Copy out each line below exactly as it appears.

-- START --

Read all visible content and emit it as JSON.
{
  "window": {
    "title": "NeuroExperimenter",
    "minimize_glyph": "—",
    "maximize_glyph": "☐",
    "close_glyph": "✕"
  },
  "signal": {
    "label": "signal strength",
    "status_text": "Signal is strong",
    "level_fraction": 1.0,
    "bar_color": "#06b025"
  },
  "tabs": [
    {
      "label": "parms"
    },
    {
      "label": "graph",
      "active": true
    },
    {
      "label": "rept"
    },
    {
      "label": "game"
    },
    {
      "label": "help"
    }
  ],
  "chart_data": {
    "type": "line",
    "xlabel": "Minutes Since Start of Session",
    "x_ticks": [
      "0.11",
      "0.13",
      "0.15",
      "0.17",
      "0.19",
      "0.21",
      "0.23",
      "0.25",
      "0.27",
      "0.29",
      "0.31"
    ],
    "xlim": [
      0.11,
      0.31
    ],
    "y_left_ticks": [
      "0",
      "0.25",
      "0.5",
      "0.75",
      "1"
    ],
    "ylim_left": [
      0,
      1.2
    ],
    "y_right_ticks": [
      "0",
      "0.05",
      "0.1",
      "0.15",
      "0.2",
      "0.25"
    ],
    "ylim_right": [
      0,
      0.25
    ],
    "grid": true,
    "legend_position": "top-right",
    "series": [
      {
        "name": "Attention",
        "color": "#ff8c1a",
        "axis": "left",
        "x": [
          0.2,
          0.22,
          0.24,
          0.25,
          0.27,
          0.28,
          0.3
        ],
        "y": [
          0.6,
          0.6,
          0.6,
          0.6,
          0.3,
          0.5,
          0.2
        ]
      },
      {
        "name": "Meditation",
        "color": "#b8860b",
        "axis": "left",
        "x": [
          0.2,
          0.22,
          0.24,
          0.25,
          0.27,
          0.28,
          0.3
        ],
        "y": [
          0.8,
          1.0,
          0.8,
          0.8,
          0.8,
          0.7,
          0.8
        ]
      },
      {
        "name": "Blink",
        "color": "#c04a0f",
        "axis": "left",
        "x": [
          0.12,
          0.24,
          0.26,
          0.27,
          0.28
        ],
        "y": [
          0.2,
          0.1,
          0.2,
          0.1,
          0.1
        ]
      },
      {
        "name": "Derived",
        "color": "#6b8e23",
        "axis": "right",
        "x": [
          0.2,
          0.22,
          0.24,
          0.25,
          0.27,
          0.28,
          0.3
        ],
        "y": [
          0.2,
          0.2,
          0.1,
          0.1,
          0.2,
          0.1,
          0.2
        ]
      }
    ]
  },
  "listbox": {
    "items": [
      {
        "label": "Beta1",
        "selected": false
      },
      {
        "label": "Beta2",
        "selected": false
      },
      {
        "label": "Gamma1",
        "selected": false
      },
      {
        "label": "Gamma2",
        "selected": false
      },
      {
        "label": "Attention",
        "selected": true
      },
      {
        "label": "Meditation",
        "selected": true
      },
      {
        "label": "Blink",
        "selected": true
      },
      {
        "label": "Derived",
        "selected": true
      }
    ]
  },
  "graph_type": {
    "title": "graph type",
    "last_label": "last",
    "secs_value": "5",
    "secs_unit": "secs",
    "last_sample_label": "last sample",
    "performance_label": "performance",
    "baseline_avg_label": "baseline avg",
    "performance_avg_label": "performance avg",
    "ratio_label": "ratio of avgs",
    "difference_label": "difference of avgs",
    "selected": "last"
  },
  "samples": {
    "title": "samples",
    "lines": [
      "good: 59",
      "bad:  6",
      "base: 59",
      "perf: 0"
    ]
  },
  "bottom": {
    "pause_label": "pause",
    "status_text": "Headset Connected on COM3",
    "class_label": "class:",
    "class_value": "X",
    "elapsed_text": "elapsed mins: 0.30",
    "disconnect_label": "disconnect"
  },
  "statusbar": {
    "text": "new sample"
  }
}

-- END --

Correct answer →
Read all visible content and emit it as JSON.
{
  "window": {
    "title": "NeuroExperimenter",
    "minimize_glyph": "—",
    "maximize_glyph": "☐",
    "close_glyph": "✕"
  },
  "signal": {
    "label": "signal strength",
    "status_text": "Signal is strong",
    "level_fraction": 1.0,
    "bar_color": "#06b025"
  },
  "tabs": [
    {
      "label": "parms"
    },
    {
      "label": "graph",
      "active": true
    },
    {
      "label": "rept"
    },
    {
      "label": "game"
    },
    {
      "label": "help"
    }
  ],
  "chart_data": {
    "type": "line",
    "xlabel": "Minutes Since Start of Session",
    "x_ticks": [
      "0.11",
      "0.13",
      "0.15",
      "0.17",
      "0.19",
      "0.21",
      "0.23",
      "0.25",
      "0.27",
      "0.29",
      "0.31"
    ],
    "xlim": [
      0.11,
      0.31
    ],
    "y_left_ticks": [
      "0",
      "0.25",
      "0.5",
      "0.75",
      "1"
    ],
    "ylim_left": [
      0,
      1.2
    ],
    "y_right_ticks": [
      "0",
      "0.05",
      "0.1",
      "0.15",
      "0.2",
      "0.25"
    ],
    "ylim_right": [
      0,
      0.25
    ],
    "grid": true,
    "legend_position": "top-right",
    "series": [
      {
        "name": "Attention",
        "color": "#ff8c1a",
        "axis": "left",
        "x": [
          0.2,
          0.22,
          0.24,
          0.25,
          0.27,
          0.28,
          0.3
        ],
        "y": [
          0.6,
          0.6,
          0.6,
          0.6,
          0.3,
          0.5,
          0.2
        ]
      },
      {
        "name": "Meditation",
        "color": "#b8860b",
        "axis": "left",
        "x": [
          0.2,
          0.22,
          0.24,
          0.25,
          0.27,
          0.28,
          0.3
        ],
        "y": [
          0.8,
          1.0,
          0.8,
          0.8,
          0.8,
          0.7,
          0.8
        ]
      },
      {
        "name": "Blink",
        "color": "#c04a0f",
        "axis": "left",
        "x": [
          0.12,
          0.24,
          0.26,
          0.27,
          0.28
        ],
        "y": [
          0.2,
          0.1,
          0.2,
          0.1,
          0.1
        ]
      },
      {
        "name": "Derived",
        "color": "#6b8e23",
        "axis": "right",
        "x": [
          0.2,
          0.22,
          0.24,
          0.25,
          0.27,
          0.28,
          0.3
        ],
        "y": [
          0.2,
          0.2,
          0.1,
          0.1,
          0.2,
          0.1,
          0.2
        ]
      }
    ]
  },
  "listbox": {
    "items": [
      {
        "label": "Beta1",
        "selected": false
      },
      {
        "label": "Beta2",
        "selected": false
      },
      {
        "label": "Gamma1",
        "selected": false
      },
      {
        "label": "Gamma2",
        "selected": false
      },
      {
        "label": "Attention",
        "selected": true
      },
      {
        "label": "Meditation",
        "selected": true
      },
      {
        "label": "Blink",
        "selected": true
      },
      {
        "label": "Derived",
        "selected": true
      }
    ]
  },
  "graph_type": {
    "title": "graph type",
    "last_label": "last",
    "secs_value": "5",
    "secs_unit": "secs",
    "last_sample_label": "last sample",
    "performance_label": "performance",
    "baseline_avg_label": "baseline avg",
    "performance_avg_label": "performance avg",
    "ratio_label": "ratio of avgs",
    "difference_label": "difference of avgs",
    "selected": "last"
  },
  "samples": {
    "title": "samples",
    "lines": [
      "good: 59",
      "bad:  6",
      "base: 59",
      "perf: 0"
    ]
  },
  "bottom": {
    "pause_label": "pause",
    "status_text": "Headset Connected on COM3",
    "class_label": "class:",
    "class_value": "X",
    "elapsed_text": "elapsed mins: 0.30",
    "disconnect_label": "disconnect"
  },
  "statusbar": {
    "text": "new sample"
  }
}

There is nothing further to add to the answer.